Material for the task =
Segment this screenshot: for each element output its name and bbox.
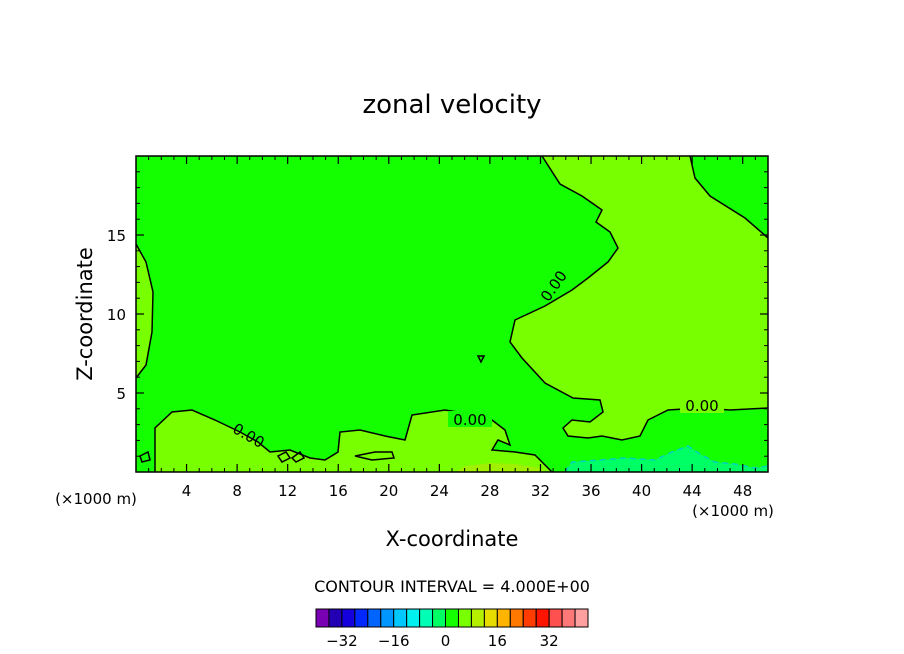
contour-zero-right-edge bbox=[689, 155, 769, 239]
colorbar-tick-label: 0 bbox=[441, 632, 451, 650]
colorbar-tick-label: −32 bbox=[326, 632, 358, 650]
colorbar-swatch bbox=[380, 608, 395, 628]
y-tick-label: 5 bbox=[116, 385, 126, 403]
colorbar-swatch bbox=[393, 608, 408, 628]
colorbar-swatch bbox=[509, 608, 524, 628]
x-tick-label: 16 bbox=[329, 482, 348, 500]
y-axis-ticks: 5 10 15 bbox=[107, 171, 768, 457]
x-axis-label: X-coordinate bbox=[386, 527, 519, 551]
colorbar-swatch bbox=[406, 608, 421, 628]
x-tick-label: 28 bbox=[480, 482, 499, 500]
y-tick-label: 10 bbox=[107, 306, 126, 324]
x-tick-label: 12 bbox=[278, 482, 297, 500]
chart-title: zonal velocity bbox=[362, 90, 541, 120]
colorbar-tick-label: 16 bbox=[488, 632, 507, 650]
contour-neg-4 bbox=[564, 445, 769, 473]
contour-small-2 bbox=[276, 451, 292, 463]
y-axis-label: Z-coordinate bbox=[73, 247, 97, 381]
contour-label-1: 0.00 bbox=[453, 411, 486, 429]
x-tick-label: 40 bbox=[632, 482, 651, 500]
region-negative-left bbox=[136, 244, 153, 378]
colorbar-swatch bbox=[496, 608, 511, 628]
region-upper-right bbox=[510, 156, 768, 440]
colorbar-swatch bbox=[483, 608, 498, 628]
colorbar-swatch bbox=[574, 608, 589, 628]
contour-zero-right-upper bbox=[509, 155, 769, 441]
colorbar-swatch bbox=[419, 608, 434, 628]
colorbar-swatch bbox=[328, 608, 343, 628]
x-axis-ticks: 4 8 12 16 20 24 28 32 36 40 44 48 bbox=[148, 156, 756, 500]
colorbar-tick-label: −16 bbox=[378, 632, 410, 650]
colorbar-swatch bbox=[341, 608, 356, 628]
x-tick-label: 4 bbox=[182, 482, 192, 500]
colorbar bbox=[315, 608, 589, 628]
colorbar-swatch bbox=[535, 608, 550, 628]
x-tick-label: 48 bbox=[733, 482, 752, 500]
contour-interval-text: CONTOUR INTERVAL = 4.000E+00 bbox=[314, 577, 590, 596]
colorbar-swatch bbox=[367, 608, 382, 628]
y-tick-label: 15 bbox=[107, 227, 126, 245]
x-unit-label-right: (×1000 m) bbox=[692, 502, 774, 520]
colorbar-swatch bbox=[354, 608, 369, 628]
x-tick-label: 24 bbox=[430, 482, 449, 500]
colorbar-swatch bbox=[457, 608, 472, 628]
colorbar-tick-label: 32 bbox=[540, 632, 559, 650]
x-tick-label: 36 bbox=[581, 482, 600, 500]
x-unit-label-left: (×1000 m) bbox=[55, 490, 137, 508]
colorbar-swatch bbox=[470, 608, 485, 628]
x-tick-label: 32 bbox=[531, 482, 550, 500]
x-tick-label: 44 bbox=[683, 482, 702, 500]
contour-zero-left bbox=[135, 243, 154, 379]
colorbar-tick-labels: −32 −16 0 16 32 bbox=[326, 632, 559, 650]
contour-negative-lines bbox=[564, 445, 769, 473]
contour-lines bbox=[135, 155, 769, 473]
contour-small-3 bbox=[290, 450, 306, 463]
contour-zero-bottom bbox=[154, 409, 553, 473]
x-tick-label: 20 bbox=[379, 482, 398, 500]
colorbar-swatch bbox=[315, 608, 330, 628]
contour-label-2: 0.00 bbox=[685, 397, 718, 415]
colorbar-swatch bbox=[432, 608, 447, 628]
plot-area: 0.00 0.00 0.00 0.00 bbox=[135, 155, 769, 473]
colorbar-swatch bbox=[522, 608, 537, 628]
contour-small-5 bbox=[476, 355, 486, 364]
colorbar-swatch bbox=[548, 608, 563, 628]
colorbar-swatch bbox=[445, 608, 459, 628]
colorbar-swatch bbox=[561, 608, 576, 628]
contour-small-4 bbox=[354, 451, 396, 461]
region-negative-strong bbox=[565, 446, 768, 472]
x-tick-label: 8 bbox=[232, 482, 242, 500]
contour-small-1 bbox=[139, 450, 151, 463]
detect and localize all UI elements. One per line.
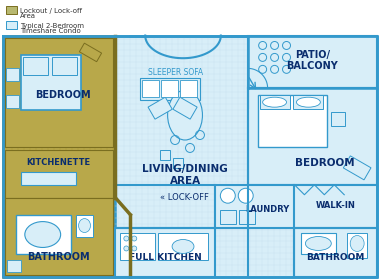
Text: Timeshare Condo: Timeshare Condo <box>20 27 81 34</box>
Bar <box>215 185 294 228</box>
Polygon shape <box>160 150 170 160</box>
Bar <box>5 198 113 275</box>
Ellipse shape <box>132 246 137 251</box>
Polygon shape <box>173 97 197 119</box>
Bar <box>140 78 200 100</box>
Bar <box>260 95 290 109</box>
Bar <box>180 80 197 97</box>
Text: WALK-IN: WALK-IN <box>315 201 355 210</box>
Bar <box>120 232 155 260</box>
Bar <box>5 150 113 198</box>
Bar <box>6 6 17 14</box>
Bar <box>248 88 377 185</box>
Bar <box>161 80 178 97</box>
Bar <box>116 228 215 277</box>
Text: Lockout / Lock-off: Lockout / Lock-off <box>20 8 82 14</box>
Text: LIVING/DINING
AREA: LIVING/DINING AREA <box>142 164 228 186</box>
Bar <box>347 232 367 258</box>
Text: BATHROOM: BATHROOM <box>306 253 364 262</box>
Bar <box>331 112 345 126</box>
Ellipse shape <box>263 97 287 107</box>
Bar <box>158 232 208 260</box>
Bar <box>6 68 19 81</box>
Text: BATHROOM: BATHROOM <box>27 252 90 262</box>
Text: « LOCK-OFF: « LOCK-OFF <box>160 193 209 202</box>
Ellipse shape <box>132 236 137 241</box>
Bar <box>294 228 377 277</box>
Polygon shape <box>148 97 172 119</box>
Bar <box>52 57 76 75</box>
Bar <box>6 95 19 108</box>
Text: Area: Area <box>20 13 36 19</box>
Bar <box>5 38 113 147</box>
Ellipse shape <box>306 237 331 250</box>
Ellipse shape <box>296 97 320 107</box>
Text: KITCHENETTE: KITCHENETTE <box>27 158 91 167</box>
Ellipse shape <box>350 235 364 251</box>
Ellipse shape <box>124 236 129 241</box>
Polygon shape <box>173 158 183 168</box>
Polygon shape <box>79 43 101 62</box>
Ellipse shape <box>238 188 253 203</box>
Ellipse shape <box>168 90 203 140</box>
Bar <box>21 172 76 185</box>
Bar <box>248 36 377 88</box>
Bar <box>3 36 116 277</box>
Ellipse shape <box>220 188 235 203</box>
Bar <box>76 215 93 237</box>
Bar <box>116 36 377 277</box>
Ellipse shape <box>124 246 129 251</box>
Bar <box>294 185 377 228</box>
Bar <box>239 210 255 224</box>
Bar <box>258 95 327 147</box>
Text: BEDROOM: BEDROOM <box>294 158 354 168</box>
Bar <box>21 55 81 110</box>
Text: LAUNDRY: LAUNDRY <box>245 205 290 214</box>
Ellipse shape <box>172 239 194 253</box>
Text: PATIO/
BALCONY: PATIO/ BALCONY <box>287 50 338 71</box>
Ellipse shape <box>79 219 90 232</box>
Text: FULL KITCHEN: FULL KITCHEN <box>129 253 201 262</box>
Bar <box>23 57 48 75</box>
Bar <box>301 232 336 255</box>
Bar <box>220 210 236 224</box>
Text: SLEEPER SOFA: SLEEPER SOFA <box>147 68 203 77</box>
Text: Typical 2-Bedroom: Typical 2-Bedroom <box>20 23 84 29</box>
Text: BEDROOM: BEDROOM <box>35 90 90 100</box>
Bar <box>142 80 159 97</box>
Ellipse shape <box>25 221 61 248</box>
Bar <box>16 215 71 255</box>
Bar <box>293 95 323 109</box>
Bar <box>6 21 17 29</box>
Polygon shape <box>344 156 371 180</box>
Bar <box>7 260 21 272</box>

Task goal =
Copy all the records above line for line, leaving out the pictures.

Solution for this exercise =
Segment this screenshot: for each element output its name and bbox.
contour-zero-right-edge bbox=[689, 155, 769, 239]
colorbar-tick-label: 0 bbox=[441, 632, 451, 650]
colorbar-tick-label: −32 bbox=[326, 632, 358, 650]
colorbar-swatch bbox=[380, 608, 395, 628]
y-tick-label: 5 bbox=[116, 385, 126, 403]
colorbar-swatch bbox=[393, 608, 408, 628]
colorbar-swatch bbox=[509, 608, 524, 628]
x-tick-label: 16 bbox=[329, 482, 348, 500]
y-axis-ticks: 5 10 15 bbox=[107, 171, 768, 457]
x-axis-label: X-coordinate bbox=[386, 527, 519, 551]
colorbar-swatch bbox=[406, 608, 421, 628]
x-tick-label: 28 bbox=[480, 482, 499, 500]
y-tick-label: 10 bbox=[107, 306, 126, 324]
x-tick-label: 12 bbox=[278, 482, 297, 500]
chart-title: zonal velocity bbox=[362, 90, 541, 120]
colorbar-tick-label: 16 bbox=[488, 632, 507, 650]
contour-neg-4 bbox=[564, 445, 769, 473]
contour-small-2 bbox=[276, 451, 292, 463]
y-axis-label: Z-coordinate bbox=[73, 247, 97, 381]
contour-label-1: 0.00 bbox=[453, 411, 486, 429]
x-tick-label: 40 bbox=[632, 482, 651, 500]
region-negative-left bbox=[136, 244, 153, 378]
colorbar-swatch bbox=[496, 608, 511, 628]
region-upper-right bbox=[510, 156, 768, 440]
colorbar-swatch bbox=[483, 608, 498, 628]
colorbar-swatch bbox=[574, 608, 589, 628]
contour-zero-right-upper bbox=[509, 155, 769, 441]
colorbar-swatch bbox=[419, 608, 434, 628]
colorbar-swatch bbox=[328, 608, 343, 628]
x-axis-ticks: 4 8 12 16 20 24 28 32 36 40 44 48 bbox=[148, 156, 756, 500]
colorbar-tick-label: −16 bbox=[378, 632, 410, 650]
colorbar-swatch bbox=[341, 608, 356, 628]
x-tick-label: 4 bbox=[182, 482, 192, 500]
colorbar bbox=[315, 608, 589, 628]
colorbar-swatch bbox=[535, 608, 550, 628]
x-tick-label: 48 bbox=[733, 482, 752, 500]
contour-interval-text: CONTOUR INTERVAL = 4.000E+00 bbox=[314, 577, 590, 596]
colorbar-swatch bbox=[367, 608, 382, 628]
y-tick-label: 15 bbox=[107, 227, 126, 245]
x-unit-label-right: (×1000 m) bbox=[692, 502, 774, 520]
colorbar-swatch bbox=[354, 608, 369, 628]
x-tick-label: 24 bbox=[430, 482, 449, 500]
colorbar-swatch bbox=[457, 608, 472, 628]
colorbar-tick-label: 32 bbox=[540, 632, 559, 650]
x-tick-label: 36 bbox=[581, 482, 600, 500]
x-unit-label-left: (×1000 m) bbox=[55, 490, 137, 508]
colorbar-swatch bbox=[470, 608, 485, 628]
x-tick-label: 32 bbox=[531, 482, 550, 500]
x-tick-label: 44 bbox=[683, 482, 702, 500]
contour-zero-left bbox=[135, 243, 154, 379]
colorbar-tick-labels: −32 −16 0 16 32 bbox=[326, 632, 559, 650]
contour-negative-lines bbox=[564, 445, 769, 473]
contour-lines bbox=[135, 155, 769, 473]
contour-small-3 bbox=[290, 450, 306, 463]
contour-zero-bottom bbox=[154, 409, 553, 473]
x-tick-label: 20 bbox=[379, 482, 398, 500]
colorbar-swatch bbox=[315, 608, 330, 628]
contour-label-2: 0.00 bbox=[685, 397, 718, 415]
colorbar-swatch bbox=[432, 608, 447, 628]
plot-area: 0.00 0.00 0.00 0.00 bbox=[135, 155, 769, 473]
colorbar-swatch bbox=[522, 608, 537, 628]
contour-small-5 bbox=[476, 355, 486, 364]
colorbar-swatch bbox=[548, 608, 563, 628]
colorbar-swatch bbox=[445, 608, 459, 628]
colorbar-swatch bbox=[561, 608, 576, 628]
contour-small-4 bbox=[354, 451, 396, 461]
region-negative-strong bbox=[565, 446, 768, 472]
x-tick-label: 8 bbox=[232, 482, 242, 500]
contour-small-1 bbox=[139, 450, 151, 463]
detect and localize all UI elements. One per line.
Text: Timeshare Condo: Timeshare Condo <box>20 27 81 34</box>
Bar <box>215 185 294 228</box>
Polygon shape <box>160 150 170 160</box>
Bar <box>5 198 113 275</box>
Ellipse shape <box>132 246 137 251</box>
Polygon shape <box>173 97 197 119</box>
Bar <box>140 78 200 100</box>
Bar <box>260 95 290 109</box>
Bar <box>180 80 197 97</box>
Text: WALK-IN: WALK-IN <box>315 201 355 210</box>
Bar <box>120 232 155 260</box>
Bar <box>5 150 113 198</box>
Bar <box>6 6 17 14</box>
Bar <box>248 88 377 185</box>
Bar <box>161 80 178 97</box>
Bar <box>116 228 215 277</box>
Text: Lockout / Lock-off: Lockout / Lock-off <box>20 8 82 14</box>
Text: LIVING/DINING
AREA: LIVING/DINING AREA <box>142 164 228 186</box>
Bar <box>347 232 367 258</box>
Text: BATHROOM: BATHROOM <box>306 253 364 262</box>
Bar <box>331 112 345 126</box>
Ellipse shape <box>263 97 287 107</box>
Bar <box>158 232 208 260</box>
Bar <box>6 68 19 81</box>
Text: BATHROOM: BATHROOM <box>27 252 90 262</box>
Text: « LOCK-OFF: « LOCK-OFF <box>160 193 209 202</box>
Ellipse shape <box>132 236 137 241</box>
Bar <box>294 228 377 277</box>
Polygon shape <box>148 97 172 119</box>
Bar <box>52 57 76 75</box>
Bar <box>6 95 19 108</box>
Text: Area: Area <box>20 13 36 19</box>
Bar <box>5 38 113 147</box>
Ellipse shape <box>306 237 331 250</box>
Ellipse shape <box>296 97 320 107</box>
Text: KITCHENETTE: KITCHENETTE <box>27 158 91 167</box>
Ellipse shape <box>350 235 364 251</box>
Ellipse shape <box>124 236 129 241</box>
Polygon shape <box>173 158 183 168</box>
Polygon shape <box>79 43 101 62</box>
Ellipse shape <box>238 188 253 203</box>
Ellipse shape <box>168 90 203 140</box>
Bar <box>21 172 76 185</box>
Bar <box>248 36 377 88</box>
Bar <box>3 36 116 277</box>
Ellipse shape <box>220 188 235 203</box>
Bar <box>76 215 93 237</box>
Bar <box>116 36 377 277</box>
Ellipse shape <box>124 246 129 251</box>
Bar <box>294 185 377 228</box>
Bar <box>239 210 255 224</box>
Bar <box>258 95 327 147</box>
Text: BEDROOM: BEDROOM <box>294 158 354 168</box>
Bar <box>21 55 81 110</box>
Text: LAUNDRY: LAUNDRY <box>245 205 290 214</box>
Ellipse shape <box>172 239 194 253</box>
Text: PATIO/
BALCONY: PATIO/ BALCONY <box>287 50 338 71</box>
Ellipse shape <box>79 219 90 232</box>
Text: FULL KITCHEN: FULL KITCHEN <box>129 253 201 262</box>
Bar <box>23 57 48 75</box>
Bar <box>301 232 336 255</box>
Bar <box>220 210 236 224</box>
Text: SLEEPER SOFA: SLEEPER SOFA <box>147 68 203 77</box>
Text: Typical 2-Bedroom: Typical 2-Bedroom <box>20 23 84 29</box>
Text: BEDROOM: BEDROOM <box>35 90 90 100</box>
Bar <box>142 80 159 97</box>
Ellipse shape <box>25 221 61 248</box>
Bar <box>16 215 71 255</box>
Bar <box>293 95 323 109</box>
Bar <box>6 21 17 29</box>
Polygon shape <box>344 156 371 180</box>
Bar <box>7 260 21 272</box>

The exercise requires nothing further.